[start The input]

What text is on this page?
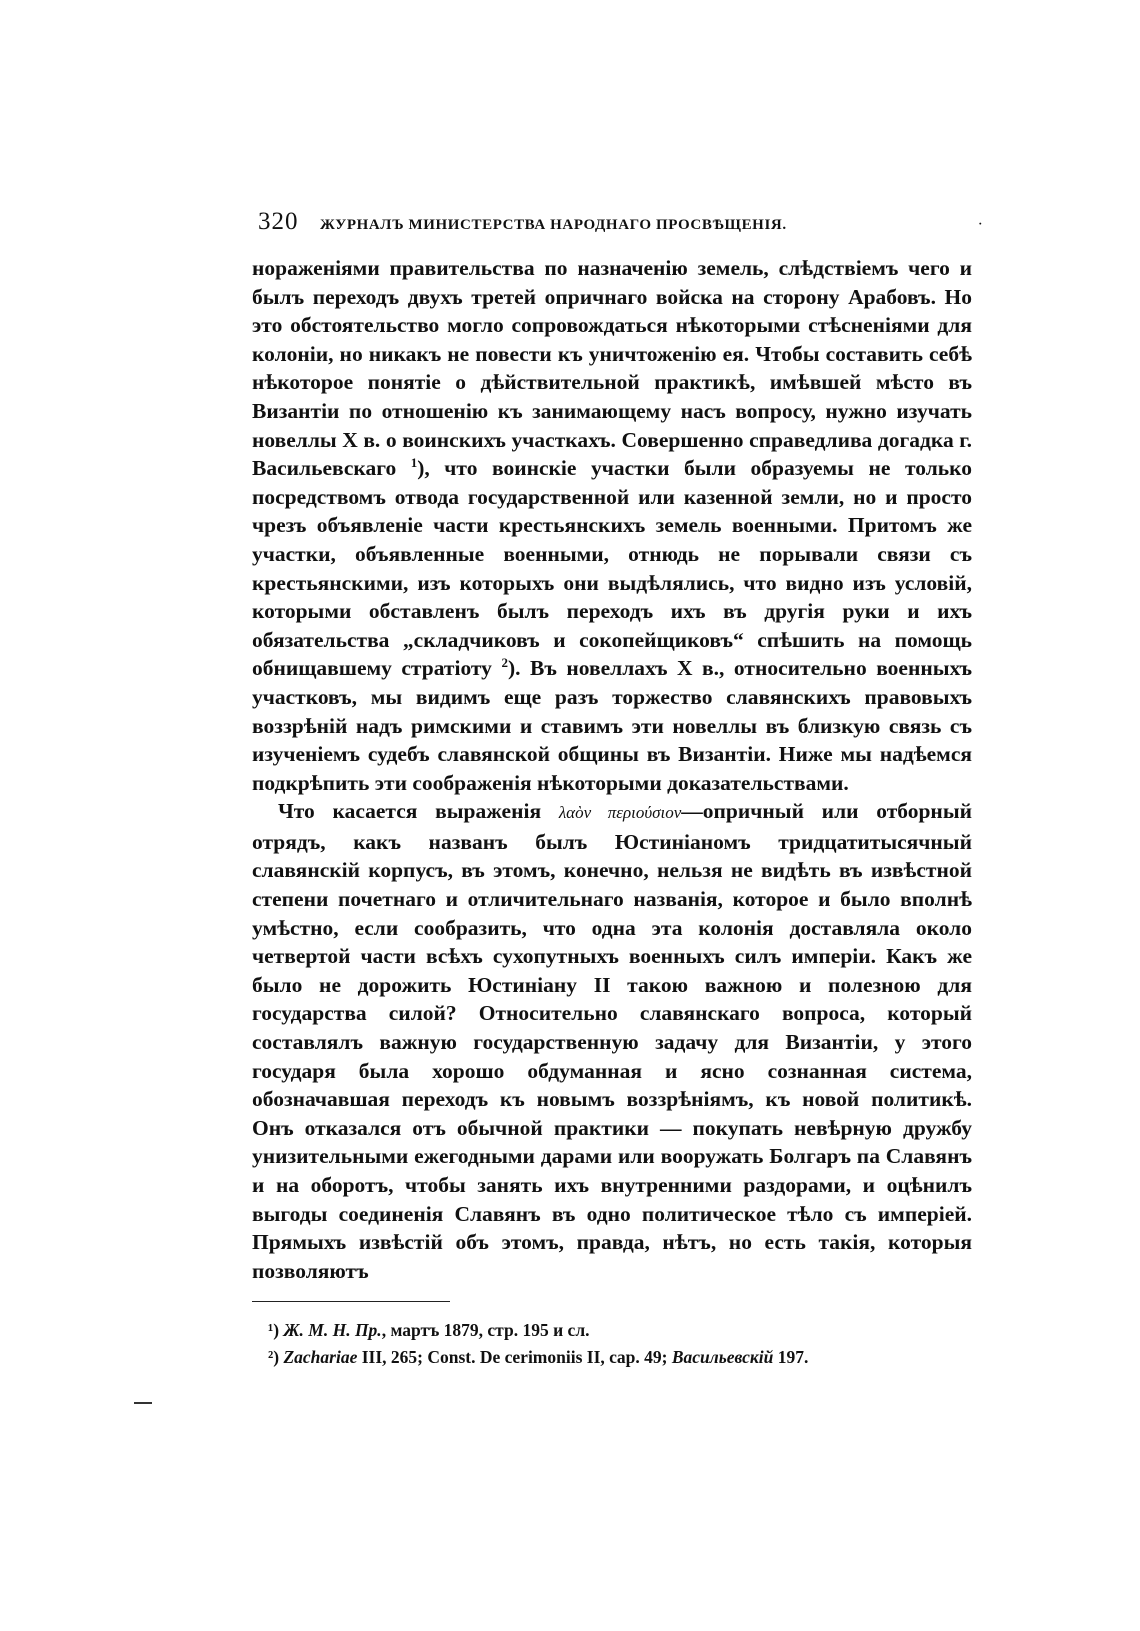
320	ЖУРНАЛЪ МИНИСТЕРСТВА НАРОДНАГО ПРОСВѢЩЕНІЯ.	·

нораженіями правительства по назначенію земель, слѣдствіемъ чего и былъ переходъ двухъ третей опричнаго войска на сторону Арабовъ. Но это обстоятельство могло сопровождаться нѣкоторыми стѣсненіями для колоніи, но никакъ не повести къ уничтоженію ея. Чтобы составить себѣ нѣкоторое понятіе о дѣйствительной практикѣ, имѣвшей мѣсто въ Византіи по отношенію къ занимающему насъ вопросу, нужно изучать новеллы X в. о воинскихъ участкахъ. Совершенно справедлива догадка г. Васильевскаго $^1$), что воинскіе участки были образуемы не только посредствомъ отвода государственной или казенной земли, но и просто чрезъ объявленіе части крестьянскихъ земель военными. Притомъ же участки, объявленные военными, отнюдь не порывали связи съ крестьянскими, изъ которыхъ они выдѣлялись, что видно изъ условій, которыми обставленъ былъ переходъ ихъ въ другія руки и ихъ обязательства „складчиковъ и сокопейщиковъ“ спѣшить на помощь обнищавшему стратіоту $^2$). Въ новеллахъ X в., относительно военныхъ участковъ, мы видимъ еще разъ торжество славянскихъ правовыхъ воззрѣній надъ римскими и ставимъ эти новеллы въ близкую связь съ изученіемъ судебъ славянской общины въ Византіи. Ниже мы надѣемся подкрѣпить эти соображенія нѣкоторыми доказательствами.

Что касается выраженія λαὸν περιούσιον—опричный или отборный отрядъ, какъ названъ былъ Юстиніаномъ тридцатитысячный славянскій корпусъ, въ этомъ, конечно, нельзя не видѣть въ извѣстной степени почетнаго и отличительнаго названія, которое и было вполнѣ умѣстно, если сообразить, что одна эта колонія доставляла около четвертой части всѣхъ сухопутныхъ военныхъ силъ имперіи. Какъ же было не дорожить Юстиніану II такою важною и полезною для государства силой? Относительно славянскаго вопроса, который составлялъ важную государственную задачу для Византіи, у этого государя была хорошо обдуманная и ясно сознанная система, обозначавшая переходъ къ новымъ воззрѣніямъ, къ новой политикѣ. Онъ отказался отъ обычной практики — покупать невѣрную дружбу унизительными ежегодными дарами или вооружать Болгаръ па Славянъ и на оборотъ, чтобы занять ихъ внутренними раздорами, и оцѣнилъ выгоды соединенія Славянъ въ одно политическое тѣло съ имперіей. Прямыхъ извѣстій объ этомъ, правда, нѣтъ, но есть такія, которыя позволяютъ

¹) Ж. М. Н. Пр., мартъ 1879, стр. 195 и сл.
²) Zachariae III, 265; Const. De cerimoniis II, cap. 49; Васильевскій 197.
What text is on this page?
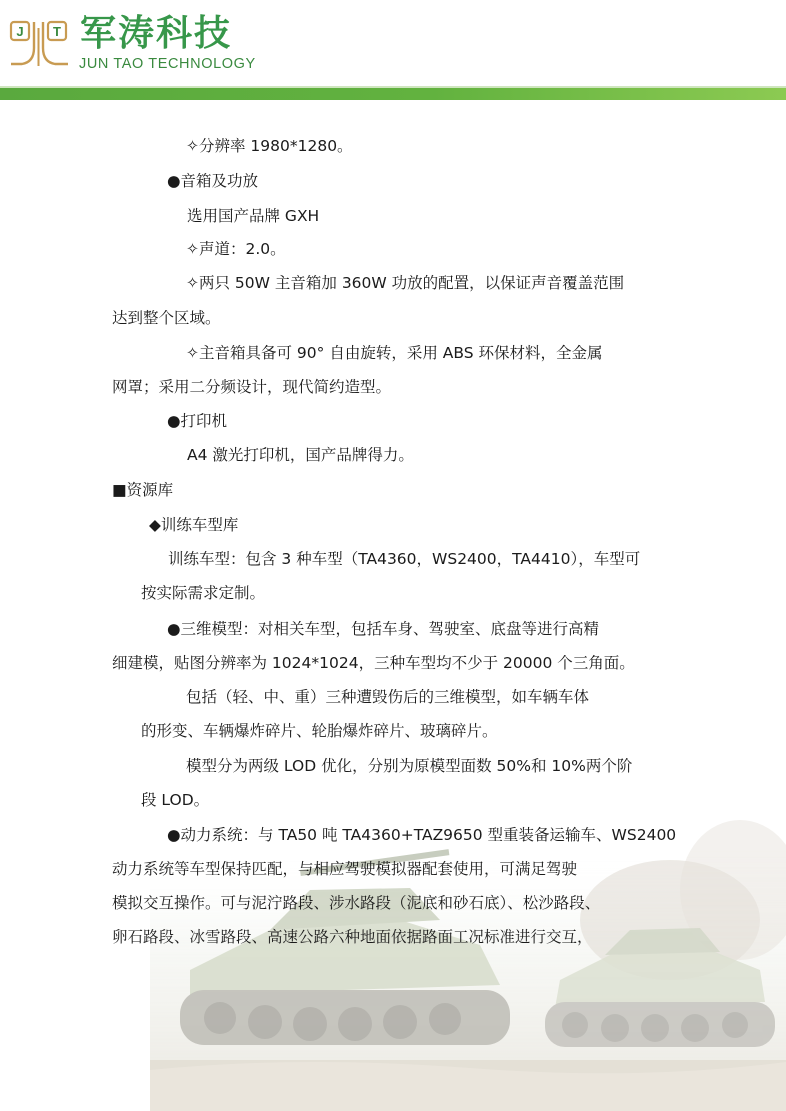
J T 军涛科技
JUN TAO TECHNOLOGY
✧分辨率 1980*1280。
●音箱及功放
选用国产品牌 GXH
✧声道：2.0。
✧两只 50W 主音箱加 360W 功放的配置，以保证声音覆盖范围
达到整个区域。
✧主音箱具备可 90° 自由旋转，采用 ABS 环保材料，全金属
网罩；采用二分频设计，现代简约造型。
●打印机
A4 激光打印机，国产品牌得力。
■资源库
◆训练车型库
训练车型：包含 3 种车型（TA4360，WS2400，TA4410），车型可
按实际需求定制。
●三维模型：对相关车型，包括车身、驾驶室、底盘等进行高精
细建模，贴图分辨率为 1024*1024，三种车型均不少于 20000 个三角面。
包括（轻、中、重）三种遭毁伤后的三维模型，如车辆车体
的形变、车辆爆炸碎片、轮胎爆炸碎片、玻璃碎片。
模型分为两级 LOD 优化，分别为原模型面数 50%和 10%两个阶
段 LOD。
●动力系统：与 TA50 吨 TA4360+TAZ9650 型重装备运输车、WS2400
动力系统等车型保持匹配，与相应驾驶模拟器配套使用，可满足驾驶
模拟交互操作。可与泥泞路段、涉水路段（泥底和砂石底）、松沙路段、
卵石路段、冰雪路段、高速公路六种地面依据路面工况标准进行交互，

[end The input]

▸ **Job**:
Print all the records again exactly; do not include any picture.

▸ **Solution for this task**:
What text is on this page?
320	ЖУРНАЛЪ МИНИСТЕРСТВА НАРОДНАГО ПРОСВѢЩЕНІЯ.	·

нораженіями правительства по назначенію земель, слѣдствіемъ чего и былъ переходъ двухъ третей опричнаго войска на сторону Арабовъ. Но это обстоятельство могло сопровождаться нѣкоторыми стѣсненіями для колоніи, но никакъ не повести къ уничтоженію ея. Чтобы составить себѣ нѣкоторое понятіе о дѣйствительной практикѣ, имѣвшей мѣсто въ Византіи по отношенію къ занимающему насъ вопросу, нужно изучать новеллы X в. о воинскихъ участкахъ. Совершенно справедлива догадка г. Васильевскаго $^1$), что воинскіе участки были образуемы не только посредствомъ отвода государственной или казенной земли, но и просто чрезъ объявленіе части крестьянскихъ земель военными. Притомъ же участки, объявленные военными, отнюдь не порывали связи съ крестьянскими, изъ которыхъ они выдѣлялись, что видно изъ условій, которыми обставленъ былъ переходъ ихъ въ другія руки и ихъ обязательства „складчиковъ и сокопейщиковъ“ спѣшить на помощь обнищавшему стратіоту $^2$). Въ новеллахъ X в., относительно военныхъ участковъ, мы видимъ еще разъ торжество славянскихъ правовыхъ воззрѣній надъ римскими и ставимъ эти новеллы въ близкую связь съ изученіемъ судебъ славянской общины въ Византіи. Ниже мы надѣемся подкрѣпить эти соображенія нѣкоторыми доказательствами.

Что касается выраженія λαὸν περιούσιον—опричный или отборный отрядъ, какъ названъ былъ Юстиніаномъ тридцатитысячный славянскій корпусъ, въ этомъ, конечно, нельзя не видѣть въ извѣстной степени почетнаго и отличительнаго названія, которое и было вполнѣ умѣстно, если сообразить, что одна эта колонія доставляла около четвертой части всѣхъ сухопутныхъ военныхъ силъ имперіи. Какъ же было не дорожить Юстиніану II такою важною и полезною для государства силой? Относительно славянскаго вопроса, который составлялъ важную государственную задачу для Византіи, у этого государя была хорошо обдуманная и ясно сознанная система, обозначавшая переходъ къ новымъ воззрѣніямъ, къ новой политикѣ. Онъ отказался отъ обычной практики — покупать невѣрную дружбу унизительными ежегодными дарами или вооружать Болгаръ па Славянъ и на оборотъ, чтобы занять ихъ внутренними раздорами, и оцѣнилъ выгоды соединенія Славянъ въ одно политическое тѣло съ имперіей. Прямыхъ извѣстій объ этомъ, правда, нѣтъ, но есть такія, которыя позволяютъ

¹) Ж. М. Н. Пр., мартъ 1879, стр. 195 и сл.
²) Zachariae III, 265; Const. De cerimoniis II, cap. 49; Васильевскій 197.
What text is on this page?
J T 军涛科技
JUN TAO TECHNOLOGY
✧分辨率 1980*1280。
●音箱及功放
选用国产品牌 GXH
✧声道：2.0。
✧两只 50W 主音箱加 360W 功放的配置，以保证声音覆盖范围
达到整个区域。
✧主音箱具备可 90° 自由旋转，采用 ABS 环保材料，全金属
网罩；采用二分频设计，现代简约造型。
●打印机
A4 激光打印机，国产品牌得力。
■资源库
◆训练车型库
训练车型：包含 3 种车型（TA4360，WS2400，TA4410），车型可
按实际需求定制。
●三维模型：对相关车型，包括车身、驾驶室、底盘等进行高精
细建模，贴图分辨率为 1024*1024，三种车型均不少于 20000 个三角面。
包括（轻、中、重）三种遭毁伤后的三维模型，如车辆车体
的形变、车辆爆炸碎片、轮胎爆炸碎片、玻璃碎片。
模型分为两级 LOD 优化，分别为原模型面数 50%和 10%两个阶
段 LOD。
●动力系统：与 TA50 吨 TA4360+TAZ9650 型重装备运输车、WS2400
动力系统等车型保持匹配，与相应驾驶模拟器配套使用，可满足驾驶
模拟交互操作。可与泥泞路段、涉水路段（泥底和砂石底）、松沙路段、
卵石路段、冰雪路段、高速公路六种地面依据路面工况标准进行交互，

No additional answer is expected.